Exercise directions: Find every line in the records below that contains the word "panel", and copy each such line.

=======

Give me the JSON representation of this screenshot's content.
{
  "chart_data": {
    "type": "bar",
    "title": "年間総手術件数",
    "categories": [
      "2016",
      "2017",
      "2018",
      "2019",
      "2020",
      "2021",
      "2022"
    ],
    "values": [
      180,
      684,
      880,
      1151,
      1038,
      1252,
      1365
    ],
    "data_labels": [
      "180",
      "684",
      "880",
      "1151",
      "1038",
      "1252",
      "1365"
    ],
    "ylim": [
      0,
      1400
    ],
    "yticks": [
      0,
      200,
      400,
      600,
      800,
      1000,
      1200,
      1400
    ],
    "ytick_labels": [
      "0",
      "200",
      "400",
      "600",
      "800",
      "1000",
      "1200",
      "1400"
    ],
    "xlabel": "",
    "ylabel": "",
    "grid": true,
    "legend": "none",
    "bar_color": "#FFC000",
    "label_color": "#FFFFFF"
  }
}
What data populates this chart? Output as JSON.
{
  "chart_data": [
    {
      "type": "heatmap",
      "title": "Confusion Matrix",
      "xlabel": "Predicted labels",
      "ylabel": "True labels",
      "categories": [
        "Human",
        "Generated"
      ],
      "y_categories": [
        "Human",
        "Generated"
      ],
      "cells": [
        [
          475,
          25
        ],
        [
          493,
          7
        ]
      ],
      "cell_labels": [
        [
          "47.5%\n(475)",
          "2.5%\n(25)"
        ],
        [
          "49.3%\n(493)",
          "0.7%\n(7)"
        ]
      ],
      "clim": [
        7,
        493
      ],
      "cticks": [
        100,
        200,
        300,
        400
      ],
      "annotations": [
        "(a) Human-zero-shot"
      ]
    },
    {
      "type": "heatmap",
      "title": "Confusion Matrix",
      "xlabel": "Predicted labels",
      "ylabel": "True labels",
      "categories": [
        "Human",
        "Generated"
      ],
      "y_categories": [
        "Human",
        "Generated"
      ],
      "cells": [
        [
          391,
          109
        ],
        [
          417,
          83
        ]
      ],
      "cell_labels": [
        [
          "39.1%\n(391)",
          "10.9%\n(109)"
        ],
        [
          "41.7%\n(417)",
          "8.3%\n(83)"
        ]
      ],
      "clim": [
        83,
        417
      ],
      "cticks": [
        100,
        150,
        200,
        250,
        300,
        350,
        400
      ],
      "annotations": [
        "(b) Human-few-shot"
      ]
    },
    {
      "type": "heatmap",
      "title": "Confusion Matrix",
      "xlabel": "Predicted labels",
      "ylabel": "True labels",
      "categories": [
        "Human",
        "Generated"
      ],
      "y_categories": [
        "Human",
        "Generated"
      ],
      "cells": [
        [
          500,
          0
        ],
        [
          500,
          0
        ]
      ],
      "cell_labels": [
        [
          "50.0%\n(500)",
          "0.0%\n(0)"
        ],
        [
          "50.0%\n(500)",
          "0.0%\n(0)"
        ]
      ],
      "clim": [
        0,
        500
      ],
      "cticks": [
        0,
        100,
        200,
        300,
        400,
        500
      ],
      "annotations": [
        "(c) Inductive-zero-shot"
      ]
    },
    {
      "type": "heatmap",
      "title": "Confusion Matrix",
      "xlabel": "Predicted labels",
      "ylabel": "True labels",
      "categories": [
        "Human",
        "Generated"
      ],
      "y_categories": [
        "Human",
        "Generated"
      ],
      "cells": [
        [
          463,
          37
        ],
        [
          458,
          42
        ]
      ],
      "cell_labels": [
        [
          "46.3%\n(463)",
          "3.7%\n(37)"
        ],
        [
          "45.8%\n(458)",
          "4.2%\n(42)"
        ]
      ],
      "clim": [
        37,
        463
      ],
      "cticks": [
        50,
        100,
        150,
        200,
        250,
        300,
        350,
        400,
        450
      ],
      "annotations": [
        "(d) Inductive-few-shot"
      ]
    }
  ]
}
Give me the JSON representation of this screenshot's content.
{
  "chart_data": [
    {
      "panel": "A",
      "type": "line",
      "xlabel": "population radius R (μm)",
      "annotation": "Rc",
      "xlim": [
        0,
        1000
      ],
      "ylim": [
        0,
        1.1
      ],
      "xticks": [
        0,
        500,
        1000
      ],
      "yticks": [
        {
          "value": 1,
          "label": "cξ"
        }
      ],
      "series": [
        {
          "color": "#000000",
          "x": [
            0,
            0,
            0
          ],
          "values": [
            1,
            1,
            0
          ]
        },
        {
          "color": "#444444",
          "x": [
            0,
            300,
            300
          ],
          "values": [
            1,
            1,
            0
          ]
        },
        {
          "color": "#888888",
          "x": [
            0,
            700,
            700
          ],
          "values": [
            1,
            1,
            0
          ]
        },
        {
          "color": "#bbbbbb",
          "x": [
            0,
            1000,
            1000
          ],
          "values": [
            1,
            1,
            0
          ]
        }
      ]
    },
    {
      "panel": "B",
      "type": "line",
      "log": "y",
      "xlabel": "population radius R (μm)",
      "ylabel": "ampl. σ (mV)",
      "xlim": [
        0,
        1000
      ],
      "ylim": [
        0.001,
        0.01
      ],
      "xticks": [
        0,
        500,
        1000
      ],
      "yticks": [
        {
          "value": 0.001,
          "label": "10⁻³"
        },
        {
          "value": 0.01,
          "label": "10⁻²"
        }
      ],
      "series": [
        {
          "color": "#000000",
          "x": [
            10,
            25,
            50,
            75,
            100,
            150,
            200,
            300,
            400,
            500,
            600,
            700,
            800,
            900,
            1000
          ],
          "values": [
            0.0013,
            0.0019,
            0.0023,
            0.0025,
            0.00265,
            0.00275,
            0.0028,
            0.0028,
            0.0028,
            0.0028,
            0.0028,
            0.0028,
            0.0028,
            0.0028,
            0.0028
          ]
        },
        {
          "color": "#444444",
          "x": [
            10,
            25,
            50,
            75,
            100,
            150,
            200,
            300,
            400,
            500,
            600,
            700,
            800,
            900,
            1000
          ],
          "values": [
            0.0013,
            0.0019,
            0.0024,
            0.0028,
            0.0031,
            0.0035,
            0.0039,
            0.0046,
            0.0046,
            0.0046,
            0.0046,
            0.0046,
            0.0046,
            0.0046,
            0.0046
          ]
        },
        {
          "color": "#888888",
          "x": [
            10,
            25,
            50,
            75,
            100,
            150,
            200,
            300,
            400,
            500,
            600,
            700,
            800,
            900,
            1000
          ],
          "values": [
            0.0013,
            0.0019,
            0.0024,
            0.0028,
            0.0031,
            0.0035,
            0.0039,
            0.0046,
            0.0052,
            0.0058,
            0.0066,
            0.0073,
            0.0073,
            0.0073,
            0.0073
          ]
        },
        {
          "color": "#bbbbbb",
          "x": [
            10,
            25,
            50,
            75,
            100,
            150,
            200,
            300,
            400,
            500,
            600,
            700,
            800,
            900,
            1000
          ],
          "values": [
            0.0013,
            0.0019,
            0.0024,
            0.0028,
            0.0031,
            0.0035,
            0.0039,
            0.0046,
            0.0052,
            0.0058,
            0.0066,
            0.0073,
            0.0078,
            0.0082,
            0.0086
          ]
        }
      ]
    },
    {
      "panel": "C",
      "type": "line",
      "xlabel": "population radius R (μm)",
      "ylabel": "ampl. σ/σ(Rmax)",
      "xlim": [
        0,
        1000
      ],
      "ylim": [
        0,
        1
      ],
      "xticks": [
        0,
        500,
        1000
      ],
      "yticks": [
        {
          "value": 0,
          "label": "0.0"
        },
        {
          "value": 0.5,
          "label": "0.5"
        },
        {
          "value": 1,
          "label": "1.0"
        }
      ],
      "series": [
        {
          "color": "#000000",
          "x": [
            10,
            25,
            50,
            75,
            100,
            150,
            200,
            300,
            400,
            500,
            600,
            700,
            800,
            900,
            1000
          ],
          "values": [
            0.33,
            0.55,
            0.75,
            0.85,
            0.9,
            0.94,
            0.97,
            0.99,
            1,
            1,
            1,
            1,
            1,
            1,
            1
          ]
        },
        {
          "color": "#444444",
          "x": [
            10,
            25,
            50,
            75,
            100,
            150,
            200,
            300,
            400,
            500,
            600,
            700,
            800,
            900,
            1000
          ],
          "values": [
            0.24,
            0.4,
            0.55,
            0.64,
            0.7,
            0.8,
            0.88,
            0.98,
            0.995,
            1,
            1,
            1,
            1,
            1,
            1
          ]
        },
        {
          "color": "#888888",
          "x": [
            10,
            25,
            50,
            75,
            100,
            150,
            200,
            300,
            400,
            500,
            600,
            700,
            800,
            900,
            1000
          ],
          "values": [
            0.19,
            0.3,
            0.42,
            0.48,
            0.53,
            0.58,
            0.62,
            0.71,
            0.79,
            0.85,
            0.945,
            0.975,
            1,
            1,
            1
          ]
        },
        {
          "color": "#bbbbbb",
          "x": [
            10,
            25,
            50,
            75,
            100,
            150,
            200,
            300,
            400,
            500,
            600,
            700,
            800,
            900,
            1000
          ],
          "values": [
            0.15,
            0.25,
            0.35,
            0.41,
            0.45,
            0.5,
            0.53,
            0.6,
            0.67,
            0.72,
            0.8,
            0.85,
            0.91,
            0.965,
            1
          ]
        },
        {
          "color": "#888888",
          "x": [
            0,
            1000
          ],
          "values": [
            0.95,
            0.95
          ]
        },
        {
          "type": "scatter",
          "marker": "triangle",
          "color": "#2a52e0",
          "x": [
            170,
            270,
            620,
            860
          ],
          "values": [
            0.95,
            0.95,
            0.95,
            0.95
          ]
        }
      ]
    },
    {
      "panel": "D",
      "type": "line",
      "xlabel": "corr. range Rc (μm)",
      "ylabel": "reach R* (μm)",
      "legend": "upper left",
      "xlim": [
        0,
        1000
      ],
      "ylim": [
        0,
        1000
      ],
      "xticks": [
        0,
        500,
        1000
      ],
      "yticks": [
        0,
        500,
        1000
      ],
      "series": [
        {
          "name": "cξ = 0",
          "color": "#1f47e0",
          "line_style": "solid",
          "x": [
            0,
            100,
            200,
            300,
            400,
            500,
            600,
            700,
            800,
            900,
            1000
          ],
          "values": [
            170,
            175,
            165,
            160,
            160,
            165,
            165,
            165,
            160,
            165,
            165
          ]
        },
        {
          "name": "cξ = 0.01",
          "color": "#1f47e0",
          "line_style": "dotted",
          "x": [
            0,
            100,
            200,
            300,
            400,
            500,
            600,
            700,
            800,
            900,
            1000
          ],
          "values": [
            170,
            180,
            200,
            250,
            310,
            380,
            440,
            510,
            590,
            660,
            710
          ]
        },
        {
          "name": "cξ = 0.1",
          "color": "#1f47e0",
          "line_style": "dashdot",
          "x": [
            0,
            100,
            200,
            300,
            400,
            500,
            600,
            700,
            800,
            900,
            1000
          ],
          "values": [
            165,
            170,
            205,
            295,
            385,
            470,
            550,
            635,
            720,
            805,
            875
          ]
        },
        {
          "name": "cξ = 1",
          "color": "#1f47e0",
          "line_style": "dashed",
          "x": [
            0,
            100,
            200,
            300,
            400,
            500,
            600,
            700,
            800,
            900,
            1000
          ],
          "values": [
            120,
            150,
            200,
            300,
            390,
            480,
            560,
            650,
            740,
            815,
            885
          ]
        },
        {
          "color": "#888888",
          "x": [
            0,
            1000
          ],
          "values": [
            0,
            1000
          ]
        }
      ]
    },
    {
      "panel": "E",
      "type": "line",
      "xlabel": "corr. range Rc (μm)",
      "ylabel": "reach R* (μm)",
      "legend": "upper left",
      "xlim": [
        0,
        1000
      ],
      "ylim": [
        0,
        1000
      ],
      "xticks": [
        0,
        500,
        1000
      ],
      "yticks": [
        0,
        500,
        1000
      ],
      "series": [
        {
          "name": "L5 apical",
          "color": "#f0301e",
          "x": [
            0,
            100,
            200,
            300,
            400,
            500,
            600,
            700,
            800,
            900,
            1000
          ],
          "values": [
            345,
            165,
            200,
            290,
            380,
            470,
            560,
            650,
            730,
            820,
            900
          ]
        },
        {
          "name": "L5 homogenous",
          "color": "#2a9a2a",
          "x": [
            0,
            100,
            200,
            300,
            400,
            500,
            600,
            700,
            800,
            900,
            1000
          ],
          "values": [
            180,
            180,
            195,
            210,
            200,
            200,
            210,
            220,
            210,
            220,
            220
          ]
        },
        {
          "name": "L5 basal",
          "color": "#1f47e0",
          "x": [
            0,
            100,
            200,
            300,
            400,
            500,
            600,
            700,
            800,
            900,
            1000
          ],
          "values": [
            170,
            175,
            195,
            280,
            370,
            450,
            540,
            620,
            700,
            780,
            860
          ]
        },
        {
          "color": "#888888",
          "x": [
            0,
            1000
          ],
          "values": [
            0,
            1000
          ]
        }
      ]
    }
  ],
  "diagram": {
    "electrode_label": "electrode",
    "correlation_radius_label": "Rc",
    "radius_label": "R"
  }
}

=======

Result of this task:
      "panel": "A",
      "panel": "B",
      "panel": "C",
      "panel": "D",
      "panel": "E",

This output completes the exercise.